• GIVEN TASK: Copy out each line containing "content" from the entries below.

• THE INPUT:

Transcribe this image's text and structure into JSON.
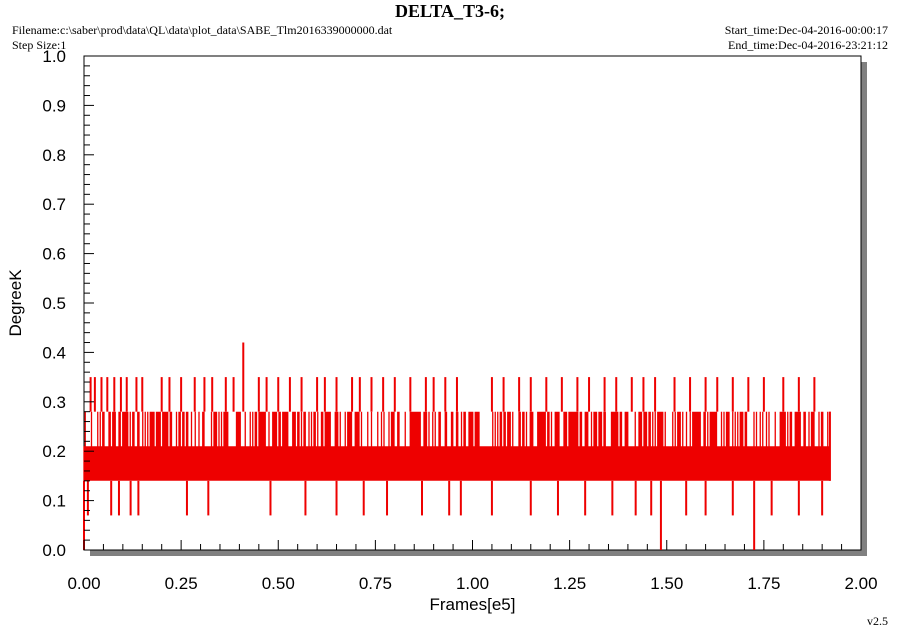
{
  "header": {
    "title": "DELTA_T3-6;",
    "filename": "Filename:c:\\saber\\prod\\data\\QL\\data\\plot_data\\SABE_Tlm2016339000000.dat",
    "step_size": "Step Size:1",
    "start_time": "Start_time:Dec-04-2016-00:00:17",
    "end_time": "End_time:Dec-04-2016-23:21:12"
  },
  "footer": {
    "version": "v2.5"
  },
  "colors": {
    "series": "#ee0000",
    "plot_background": "#ffffff",
    "shadow": "#808080",
    "axis": "#000000"
  },
  "chart_data": {
    "type": "line",
    "xlabel": "Frames[e5]",
    "ylabel": "DegreeK",
    "xlim": [
      0,
      2.0
    ],
    "ylim": [
      0,
      1.0
    ],
    "x_ticks": [
      "0.00",
      "0.25",
      "0.50",
      "0.75",
      "1.00",
      "1.25",
      "1.50",
      "1.75",
      "2.00"
    ],
    "y_ticks": [
      "0.0",
      "0.1",
      "0.2",
      "0.3",
      "0.4",
      "0.5",
      "0.6",
      "0.7",
      "0.8",
      "0.9",
      "1.0"
    ],
    "grid": false,
    "series": [
      {
        "levels": [
          0.07,
          0.14,
          0.21,
          0.28,
          0.35
        ],
        "x_range": [
          0.0,
          1.92
        ],
        "dense_band": [
          0.14,
          0.28
        ],
        "spikes_high": [
          {
            "x": 0.017,
            "y": 0.35
          },
          {
            "x": 0.028,
            "y": 0.35
          },
          {
            "x": 0.045,
            "y": 0.35
          },
          {
            "x": 0.06,
            "y": 0.35
          },
          {
            "x": 0.078,
            "y": 0.35
          },
          {
            "x": 0.095,
            "y": 0.35
          },
          {
            "x": 0.11,
            "y": 0.35
          },
          {
            "x": 0.135,
            "y": 0.35
          },
          {
            "x": 0.15,
            "y": 0.35
          },
          {
            "x": 0.2,
            "y": 0.35
          },
          {
            "x": 0.22,
            "y": 0.35
          },
          {
            "x": 0.25,
            "y": 0.35
          },
          {
            "x": 0.285,
            "y": 0.35
          },
          {
            "x": 0.31,
            "y": 0.35
          },
          {
            "x": 0.33,
            "y": 0.35
          },
          {
            "x": 0.365,
            "y": 0.35
          },
          {
            "x": 0.385,
            "y": 0.35
          },
          {
            "x": 0.41,
            "y": 0.42
          },
          {
            "x": 0.45,
            "y": 0.35
          },
          {
            "x": 0.47,
            "y": 0.35
          },
          {
            "x": 0.5,
            "y": 0.35
          },
          {
            "x": 0.53,
            "y": 0.35
          },
          {
            "x": 0.56,
            "y": 0.35
          },
          {
            "x": 0.6,
            "y": 0.35
          },
          {
            "x": 0.62,
            "y": 0.35
          },
          {
            "x": 0.65,
            "y": 0.35
          },
          {
            "x": 0.69,
            "y": 0.35
          },
          {
            "x": 0.71,
            "y": 0.35
          },
          {
            "x": 0.74,
            "y": 0.35
          },
          {
            "x": 0.77,
            "y": 0.35
          },
          {
            "x": 0.8,
            "y": 0.35
          },
          {
            "x": 0.84,
            "y": 0.35
          },
          {
            "x": 0.88,
            "y": 0.35
          },
          {
            "x": 0.9,
            "y": 0.35
          },
          {
            "x": 0.93,
            "y": 0.35
          },
          {
            "x": 0.96,
            "y": 0.35
          },
          {
            "x": 1.05,
            "y": 0.35
          },
          {
            "x": 1.08,
            "y": 0.35
          },
          {
            "x": 1.12,
            "y": 0.35
          },
          {
            "x": 1.15,
            "y": 0.35
          },
          {
            "x": 1.19,
            "y": 0.35
          },
          {
            "x": 1.23,
            "y": 0.35
          },
          {
            "x": 1.27,
            "y": 0.35
          },
          {
            "x": 1.3,
            "y": 0.35
          },
          {
            "x": 1.34,
            "y": 0.35
          },
          {
            "x": 1.37,
            "y": 0.35
          },
          {
            "x": 1.41,
            "y": 0.35
          },
          {
            "x": 1.44,
            "y": 0.35
          },
          {
            "x": 1.47,
            "y": 0.35
          },
          {
            "x": 1.52,
            "y": 0.35
          },
          {
            "x": 1.56,
            "y": 0.35
          },
          {
            "x": 1.6,
            "y": 0.35
          },
          {
            "x": 1.63,
            "y": 0.35
          },
          {
            "x": 1.67,
            "y": 0.35
          },
          {
            "x": 1.71,
            "y": 0.35
          },
          {
            "x": 1.75,
            "y": 0.35
          },
          {
            "x": 1.8,
            "y": 0.35
          },
          {
            "x": 1.84,
            "y": 0.35
          },
          {
            "x": 1.88,
            "y": 0.35
          }
        ],
        "spikes_low": [
          {
            "x": 0.01,
            "y": 0.07
          },
          {
            "x": 0.07,
            "y": 0.07
          },
          {
            "x": 0.09,
            "y": 0.07
          },
          {
            "x": 0.12,
            "y": 0.07
          },
          {
            "x": 0.14,
            "y": 0.07
          },
          {
            "x": 0.265,
            "y": 0.07
          },
          {
            "x": 0.32,
            "y": 0.07
          },
          {
            "x": 0.48,
            "y": 0.07
          },
          {
            "x": 0.57,
            "y": 0.07
          },
          {
            "x": 0.65,
            "y": 0.07
          },
          {
            "x": 0.72,
            "y": 0.07
          },
          {
            "x": 0.78,
            "y": 0.07
          },
          {
            "x": 0.87,
            "y": 0.07
          },
          {
            "x": 0.94,
            "y": 0.07
          },
          {
            "x": 0.97,
            "y": 0.07
          },
          {
            "x": 1.05,
            "y": 0.07
          },
          {
            "x": 1.15,
            "y": 0.07
          },
          {
            "x": 1.22,
            "y": 0.07
          },
          {
            "x": 1.29,
            "y": 0.07
          },
          {
            "x": 1.36,
            "y": 0.07
          },
          {
            "x": 1.42,
            "y": 0.07
          },
          {
            "x": 1.46,
            "y": 0.07
          },
          {
            "x": 1.485,
            "y": 0.0
          },
          {
            "x": 1.55,
            "y": 0.07
          },
          {
            "x": 1.6,
            "y": 0.07
          },
          {
            "x": 1.67,
            "y": 0.07
          },
          {
            "x": 1.725,
            "y": 0.0
          },
          {
            "x": 1.77,
            "y": 0.07
          },
          {
            "x": 1.84,
            "y": 0.07
          },
          {
            "x": 1.9,
            "y": 0.07
          }
        ]
      }
    ]
  }
}
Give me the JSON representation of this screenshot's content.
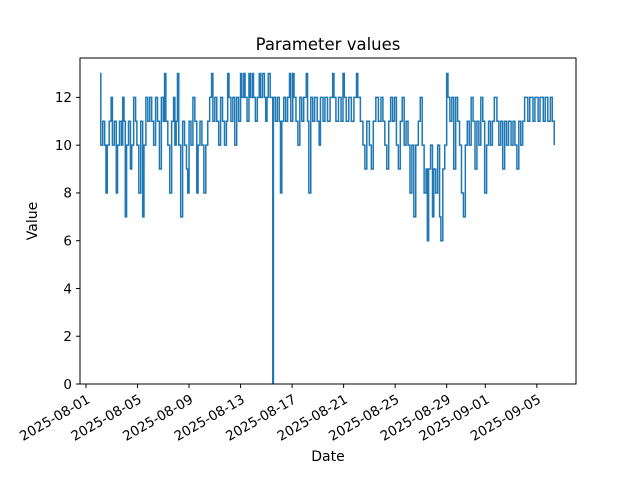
{
  "figure": {
    "background": "#ffffff"
  },
  "chart_data": {
    "type": "line",
    "title": "Parameter values",
    "xlabel": "Date",
    "ylabel": "Value",
    "line_color": "#1f77b4",
    "line_width": 1.5,
    "grid": false,
    "legend": null,
    "x_start_date": "2025-08-01",
    "xlim_days": [
      -0.466,
      38.04
    ],
    "ylim": [
      0,
      13.65
    ],
    "y_ticks": [
      0,
      2,
      4,
      6,
      8,
      10,
      12
    ],
    "x_ticks": [
      {
        "label": "2025-08-01",
        "day": 0
      },
      {
        "label": "2025-08-05",
        "day": 4
      },
      {
        "label": "2025-08-09",
        "day": 8
      },
      {
        "label": "2025-08-13",
        "day": 12
      },
      {
        "label": "2025-08-17",
        "day": 16
      },
      {
        "label": "2025-08-21",
        "day": 20
      },
      {
        "label": "2025-08-25",
        "day": 24
      },
      {
        "label": "2025-08-29",
        "day": 28
      },
      {
        "label": "2025-09-01",
        "day": 31
      },
      {
        "label": "2025-09-05",
        "day": 35
      }
    ],
    "x_days": [
      1.09,
      1.15,
      1.3,
      1.45,
      1.55,
      1.65,
      1.8,
      1.95,
      2.05,
      2.2,
      2.35,
      2.45,
      2.6,
      2.75,
      2.85,
      2.95,
      3.05,
      3.15,
      3.3,
      3.45,
      3.55,
      3.7,
      3.85,
      3.95,
      4.1,
      4.25,
      4.4,
      4.5,
      4.65,
      4.8,
      4.95,
      5.1,
      5.25,
      5.4,
      5.55,
      5.7,
      5.85,
      6.0,
      6.1,
      6.2,
      6.35,
      6.5,
      6.65,
      6.8,
      6.9,
      7.0,
      7.1,
      7.2,
      7.35,
      7.5,
      7.65,
      7.8,
      7.9,
      8.0,
      8.15,
      8.3,
      8.45,
      8.6,
      8.7,
      8.85,
      9.0,
      9.15,
      9.3,
      9.45,
      9.6,
      9.75,
      9.85,
      10.0,
      10.15,
      10.3,
      10.45,
      10.6,
      10.75,
      10.9,
      11.0,
      11.1,
      11.25,
      11.4,
      11.55,
      11.7,
      11.85,
      12.0,
      12.1,
      12.25,
      12.35,
      12.5,
      12.65,
      12.75,
      12.9,
      13.0,
      13.15,
      13.3,
      13.45,
      13.55,
      13.7,
      13.85,
      13.95,
      14.05,
      14.15,
      14.3,
      14.45,
      14.5,
      14.55,
      14.7,
      14.85,
      15.0,
      15.1,
      15.2,
      15.35,
      15.5,
      15.65,
      15.8,
      15.9,
      16.05,
      16.15,
      16.3,
      16.45,
      16.6,
      16.75,
      16.9,
      17.1,
      17.2,
      17.3,
      17.45,
      17.6,
      17.75,
      17.95,
      18.1,
      18.2,
      18.4,
      18.55,
      18.75,
      18.95,
      19.15,
      19.25,
      19.4,
      19.6,
      19.8,
      19.95,
      20.05,
      20.2,
      20.4,
      20.6,
      20.8,
      21.0,
      21.1,
      21.3,
      21.5,
      21.65,
      21.8,
      22.0,
      22.15,
      22.3,
      22.5,
      22.7,
      22.9,
      23.05,
      23.2,
      23.35,
      23.5,
      23.65,
      23.8,
      23.95,
      24.1,
      24.25,
      24.4,
      24.55,
      24.7,
      24.85,
      25.0,
      25.15,
      25.3,
      25.45,
      25.6,
      25.8,
      25.95,
      26.1,
      26.25,
      26.4,
      26.5,
      26.6,
      26.75,
      26.9,
      27.0,
      27.15,
      27.3,
      27.45,
      27.55,
      27.7,
      27.85,
      28.0,
      28.1,
      28.25,
      28.4,
      28.55,
      28.7,
      28.85,
      29.0,
      29.15,
      29.3,
      29.45,
      29.6,
      29.75,
      29.9,
      30.05,
      30.2,
      30.35,
      30.5,
      30.65,
      30.8,
      30.95,
      31.1,
      31.25,
      31.4,
      31.55,
      31.7,
      31.9,
      32.05,
      32.2,
      32.35,
      32.5,
      32.65,
      32.8,
      33.0,
      33.15,
      33.3,
      33.45,
      33.6,
      33.75,
      33.9,
      34.05,
      34.3,
      34.45,
      34.7,
      34.85,
      35.1,
      35.25,
      35.5,
      35.65,
      35.85,
      36.05,
      36.2,
      36.35
    ],
    "values": [
      13,
      10,
      11,
      10,
      8,
      10,
      11,
      12,
      10,
      11,
      8,
      10,
      11,
      10,
      12,
      11,
      7,
      10,
      11,
      9,
      10,
      12,
      11,
      10,
      8,
      11,
      7,
      10,
      12,
      11,
      12,
      11,
      10,
      12,
      11,
      9,
      12,
      11,
      13,
      11,
      10,
      8,
      11,
      12,
      10,
      11,
      13,
      10,
      7,
      11,
      10,
      9,
      8,
      11,
      10,
      12,
      11,
      8,
      10,
      11,
      10,
      8,
      10,
      11,
      12,
      13,
      11,
      12,
      11,
      10,
      12,
      11,
      10,
      11,
      13,
      12,
      11,
      12,
      10,
      12,
      11,
      13,
      12,
      13,
      12,
      11,
      13,
      12,
      13,
      12,
      11,
      12,
      13,
      12,
      13,
      12,
      11,
      12,
      13,
      12,
      12,
      0,
      12,
      11,
      12,
      11,
      8,
      11,
      12,
      11,
      12,
      13,
      11,
      13,
      12,
      11,
      10,
      12,
      11,
      12,
      13,
      11,
      8,
      12,
      11,
      12,
      11,
      10,
      12,
      11,
      12,
      11,
      12,
      13,
      12,
      11,
      12,
      11,
      13,
      12,
      11,
      12,
      11,
      12,
      13,
      12,
      11,
      10,
      9,
      11,
      10,
      9,
      11,
      12,
      11,
      12,
      11,
      10,
      9,
      11,
      12,
      11,
      12,
      10,
      9,
      11,
      12,
      10,
      11,
      10,
      8,
      10,
      7,
      10,
      11,
      12,
      10,
      8,
      9,
      6,
      9,
      10,
      7,
      9,
      8,
      10,
      7,
      6,
      9,
      10,
      13,
      12,
      11,
      12,
      9,
      12,
      11,
      10,
      8,
      7,
      10,
      11,
      10,
      12,
      11,
      9,
      11,
      10,
      12,
      11,
      8,
      10,
      11,
      10,
      11,
      12,
      11,
      10,
      11,
      9,
      11,
      10,
      11,
      10,
      11,
      10,
      9,
      11,
      10,
      11,
      12,
      11,
      12,
      11,
      12,
      11,
      12,
      11,
      12,
      11,
      12,
      11,
      10
    ]
  }
}
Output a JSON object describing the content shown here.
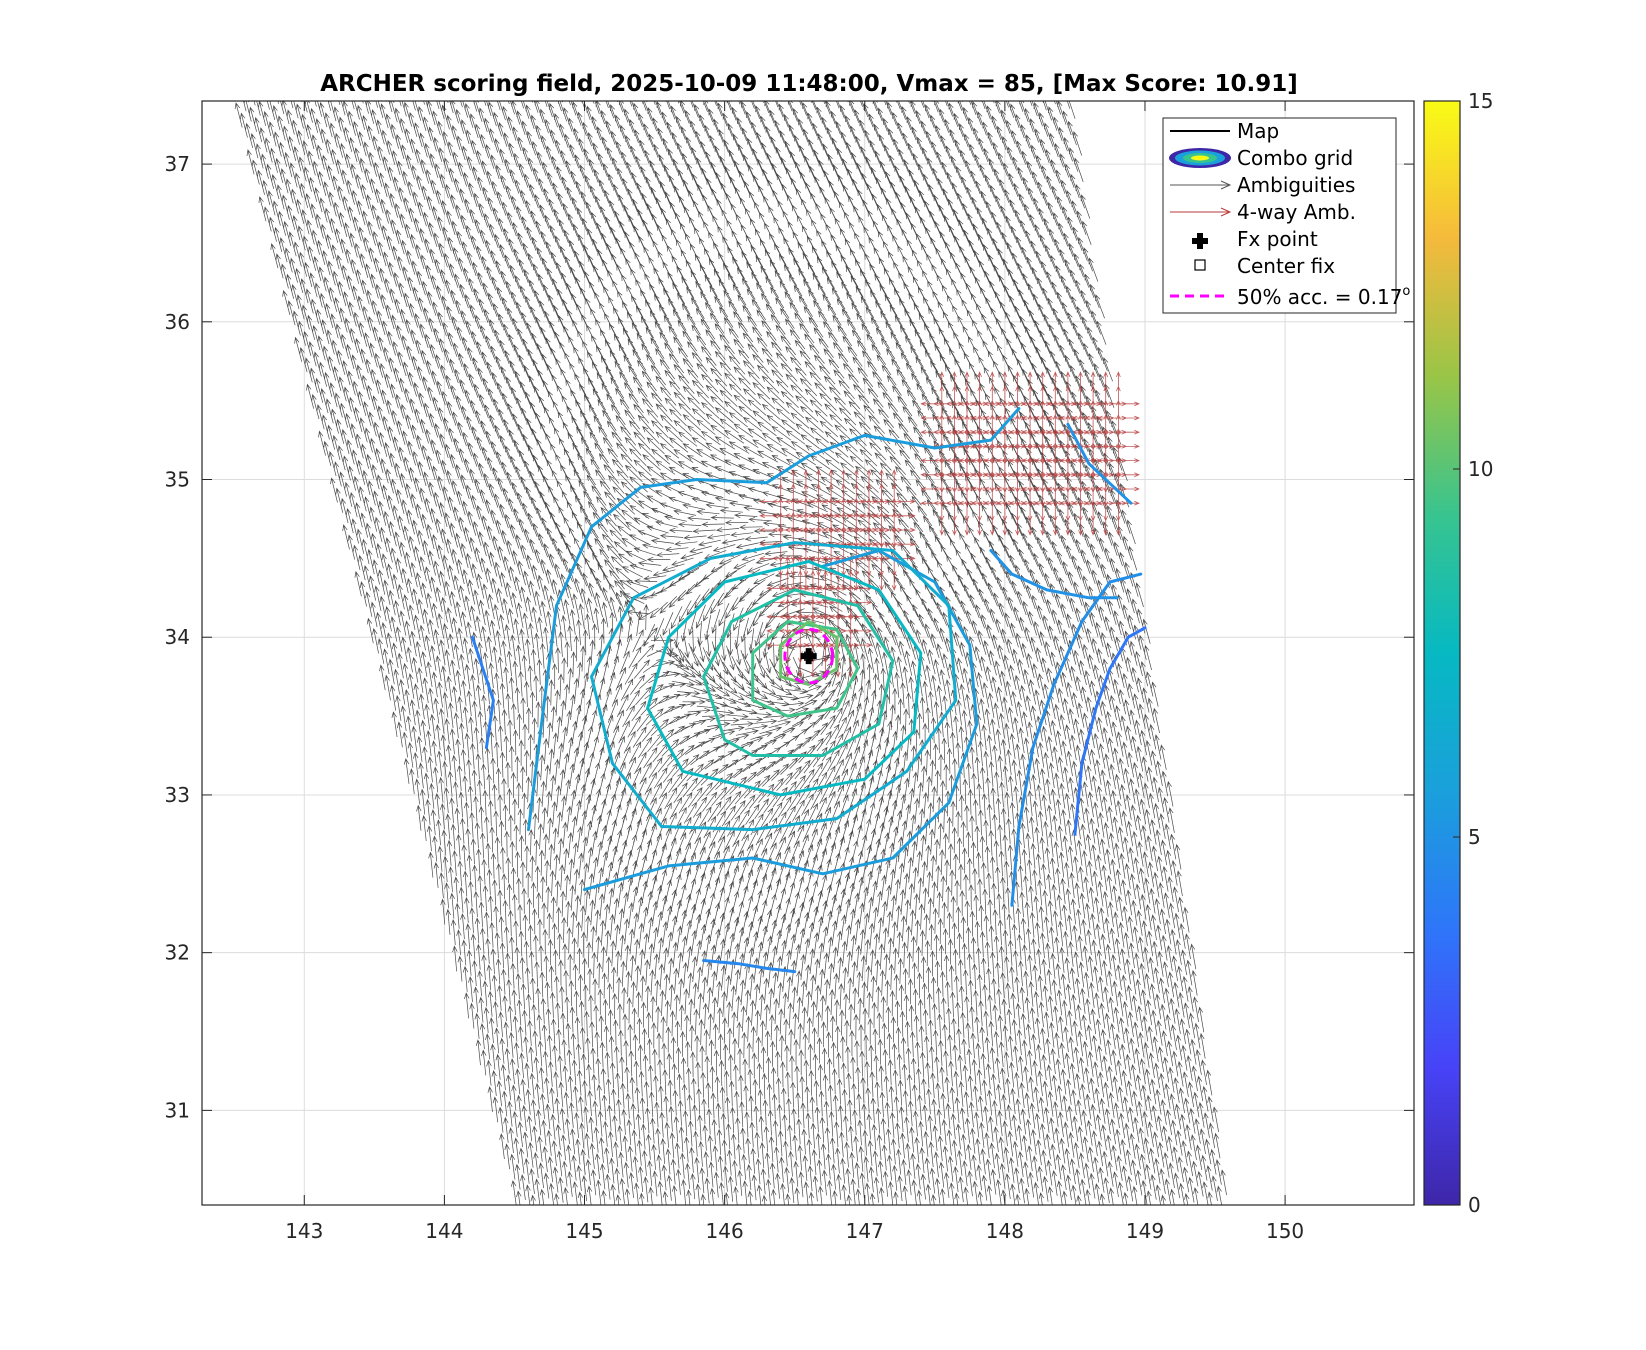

• COMPLETE ANSWER:
Give me the JSON representation of this screenshot's content.
Output a JSON object describing the content shown here.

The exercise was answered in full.